* _What to produce_
Check every line of the entries below for the word "title", and copy the ones that have it.

(Lines of data)
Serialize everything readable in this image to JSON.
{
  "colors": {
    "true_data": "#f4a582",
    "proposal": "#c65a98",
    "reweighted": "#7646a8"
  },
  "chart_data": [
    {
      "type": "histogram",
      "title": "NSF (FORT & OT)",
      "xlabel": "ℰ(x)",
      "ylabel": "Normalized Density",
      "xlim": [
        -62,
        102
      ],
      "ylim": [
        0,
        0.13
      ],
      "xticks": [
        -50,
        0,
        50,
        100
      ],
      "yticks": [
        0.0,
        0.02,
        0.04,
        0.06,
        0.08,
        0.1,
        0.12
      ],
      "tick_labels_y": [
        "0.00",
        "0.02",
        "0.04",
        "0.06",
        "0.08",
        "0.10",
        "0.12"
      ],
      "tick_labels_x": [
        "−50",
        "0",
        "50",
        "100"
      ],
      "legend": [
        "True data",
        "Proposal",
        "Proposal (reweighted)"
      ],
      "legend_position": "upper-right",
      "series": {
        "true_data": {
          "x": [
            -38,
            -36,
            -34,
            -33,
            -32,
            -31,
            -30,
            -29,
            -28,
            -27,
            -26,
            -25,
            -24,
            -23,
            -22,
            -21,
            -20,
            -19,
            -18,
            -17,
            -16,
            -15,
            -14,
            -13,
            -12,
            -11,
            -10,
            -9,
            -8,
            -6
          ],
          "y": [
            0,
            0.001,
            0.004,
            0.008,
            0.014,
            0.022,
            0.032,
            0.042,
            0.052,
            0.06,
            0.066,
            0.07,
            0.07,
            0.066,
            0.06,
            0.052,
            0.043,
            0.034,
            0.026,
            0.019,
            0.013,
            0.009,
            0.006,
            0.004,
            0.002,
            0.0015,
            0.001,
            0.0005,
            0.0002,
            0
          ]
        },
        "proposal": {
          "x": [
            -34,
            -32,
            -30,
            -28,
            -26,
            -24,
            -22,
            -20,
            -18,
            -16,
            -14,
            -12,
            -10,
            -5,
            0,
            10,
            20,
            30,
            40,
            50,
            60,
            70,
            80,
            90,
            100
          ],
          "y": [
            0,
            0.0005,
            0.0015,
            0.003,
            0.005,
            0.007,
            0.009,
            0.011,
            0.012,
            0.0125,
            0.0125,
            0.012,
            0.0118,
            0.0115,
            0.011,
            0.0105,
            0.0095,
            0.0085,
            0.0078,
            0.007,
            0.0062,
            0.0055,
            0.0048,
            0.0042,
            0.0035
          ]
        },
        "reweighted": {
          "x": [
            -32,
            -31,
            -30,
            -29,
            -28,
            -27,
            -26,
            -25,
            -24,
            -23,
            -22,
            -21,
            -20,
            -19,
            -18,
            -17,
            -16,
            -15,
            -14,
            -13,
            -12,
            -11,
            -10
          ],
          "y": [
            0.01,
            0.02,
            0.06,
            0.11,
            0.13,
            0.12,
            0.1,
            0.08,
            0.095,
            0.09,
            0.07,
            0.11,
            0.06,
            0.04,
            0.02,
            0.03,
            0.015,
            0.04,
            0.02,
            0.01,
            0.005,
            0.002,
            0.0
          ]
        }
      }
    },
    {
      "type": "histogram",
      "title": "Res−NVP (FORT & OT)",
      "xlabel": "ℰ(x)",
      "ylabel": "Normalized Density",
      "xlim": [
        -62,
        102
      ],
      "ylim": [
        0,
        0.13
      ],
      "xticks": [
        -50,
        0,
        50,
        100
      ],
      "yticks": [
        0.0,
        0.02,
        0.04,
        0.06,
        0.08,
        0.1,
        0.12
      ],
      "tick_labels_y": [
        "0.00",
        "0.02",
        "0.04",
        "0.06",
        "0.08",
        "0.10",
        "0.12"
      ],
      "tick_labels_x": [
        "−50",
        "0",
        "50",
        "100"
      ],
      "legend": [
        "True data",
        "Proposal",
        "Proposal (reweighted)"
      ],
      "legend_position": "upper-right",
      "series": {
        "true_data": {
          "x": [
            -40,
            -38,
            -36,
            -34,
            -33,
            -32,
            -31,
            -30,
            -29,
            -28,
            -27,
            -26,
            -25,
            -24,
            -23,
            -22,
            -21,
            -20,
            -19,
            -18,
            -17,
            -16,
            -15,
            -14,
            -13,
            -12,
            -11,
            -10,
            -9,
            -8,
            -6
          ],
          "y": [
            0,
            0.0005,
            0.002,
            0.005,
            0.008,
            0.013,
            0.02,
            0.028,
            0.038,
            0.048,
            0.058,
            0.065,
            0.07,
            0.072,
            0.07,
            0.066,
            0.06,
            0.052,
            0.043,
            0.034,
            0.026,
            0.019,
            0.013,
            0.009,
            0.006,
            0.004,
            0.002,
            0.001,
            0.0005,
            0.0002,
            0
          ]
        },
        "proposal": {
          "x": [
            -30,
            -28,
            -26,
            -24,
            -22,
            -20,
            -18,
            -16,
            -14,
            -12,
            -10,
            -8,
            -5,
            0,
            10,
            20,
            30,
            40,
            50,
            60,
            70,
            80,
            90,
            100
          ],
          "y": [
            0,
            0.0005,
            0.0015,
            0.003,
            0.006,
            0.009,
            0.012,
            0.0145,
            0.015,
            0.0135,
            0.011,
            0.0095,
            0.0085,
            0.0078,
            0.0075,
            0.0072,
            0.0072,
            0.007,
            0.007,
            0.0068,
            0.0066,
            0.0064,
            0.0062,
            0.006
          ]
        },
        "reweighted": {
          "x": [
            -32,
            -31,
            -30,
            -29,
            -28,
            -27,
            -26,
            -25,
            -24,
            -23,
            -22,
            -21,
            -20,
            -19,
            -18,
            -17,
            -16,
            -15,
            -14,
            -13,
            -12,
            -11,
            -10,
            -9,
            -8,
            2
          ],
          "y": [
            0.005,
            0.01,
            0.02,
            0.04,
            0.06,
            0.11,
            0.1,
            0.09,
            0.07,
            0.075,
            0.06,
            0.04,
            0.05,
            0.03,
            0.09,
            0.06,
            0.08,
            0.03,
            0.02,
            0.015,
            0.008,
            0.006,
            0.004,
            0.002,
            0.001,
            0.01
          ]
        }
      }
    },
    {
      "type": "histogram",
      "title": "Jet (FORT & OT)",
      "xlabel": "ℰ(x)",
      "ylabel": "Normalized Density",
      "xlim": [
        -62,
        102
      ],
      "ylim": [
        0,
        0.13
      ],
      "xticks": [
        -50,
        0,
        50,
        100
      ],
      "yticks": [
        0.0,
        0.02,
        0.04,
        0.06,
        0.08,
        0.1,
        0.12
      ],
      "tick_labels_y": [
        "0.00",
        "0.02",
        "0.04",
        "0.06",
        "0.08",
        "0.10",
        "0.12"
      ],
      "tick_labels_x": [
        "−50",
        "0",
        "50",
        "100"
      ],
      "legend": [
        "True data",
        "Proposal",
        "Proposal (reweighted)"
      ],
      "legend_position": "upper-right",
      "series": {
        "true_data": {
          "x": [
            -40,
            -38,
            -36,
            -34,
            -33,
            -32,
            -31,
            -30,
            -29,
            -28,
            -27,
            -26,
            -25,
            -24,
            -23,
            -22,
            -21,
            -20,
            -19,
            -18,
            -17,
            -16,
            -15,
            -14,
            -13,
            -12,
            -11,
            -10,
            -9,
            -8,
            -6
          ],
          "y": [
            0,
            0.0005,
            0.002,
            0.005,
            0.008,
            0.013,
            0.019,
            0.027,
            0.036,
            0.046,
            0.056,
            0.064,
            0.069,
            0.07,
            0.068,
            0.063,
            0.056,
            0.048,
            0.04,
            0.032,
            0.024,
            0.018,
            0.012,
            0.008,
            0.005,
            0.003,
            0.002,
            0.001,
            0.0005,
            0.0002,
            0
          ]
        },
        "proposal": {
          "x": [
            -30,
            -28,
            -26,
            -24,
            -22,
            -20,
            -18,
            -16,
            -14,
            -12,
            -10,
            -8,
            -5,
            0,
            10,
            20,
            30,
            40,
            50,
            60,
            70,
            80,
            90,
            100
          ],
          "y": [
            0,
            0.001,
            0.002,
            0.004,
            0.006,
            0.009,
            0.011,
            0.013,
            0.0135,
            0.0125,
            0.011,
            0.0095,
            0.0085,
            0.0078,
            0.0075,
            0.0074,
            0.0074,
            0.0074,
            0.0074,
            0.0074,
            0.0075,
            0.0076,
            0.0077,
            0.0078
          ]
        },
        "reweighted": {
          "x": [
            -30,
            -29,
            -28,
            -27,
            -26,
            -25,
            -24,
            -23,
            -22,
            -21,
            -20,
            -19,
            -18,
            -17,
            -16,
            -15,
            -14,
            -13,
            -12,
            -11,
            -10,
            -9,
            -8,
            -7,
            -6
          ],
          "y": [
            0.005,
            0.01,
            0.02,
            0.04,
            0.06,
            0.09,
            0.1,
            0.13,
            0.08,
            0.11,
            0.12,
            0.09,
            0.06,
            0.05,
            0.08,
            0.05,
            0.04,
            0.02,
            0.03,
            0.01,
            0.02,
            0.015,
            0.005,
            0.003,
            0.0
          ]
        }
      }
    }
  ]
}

* _Written solution_
      "title": "NSF (FORT & OT)",
      "title": "Res−NVP (FORT & OT)",
      "title": "Jet (FORT & OT)",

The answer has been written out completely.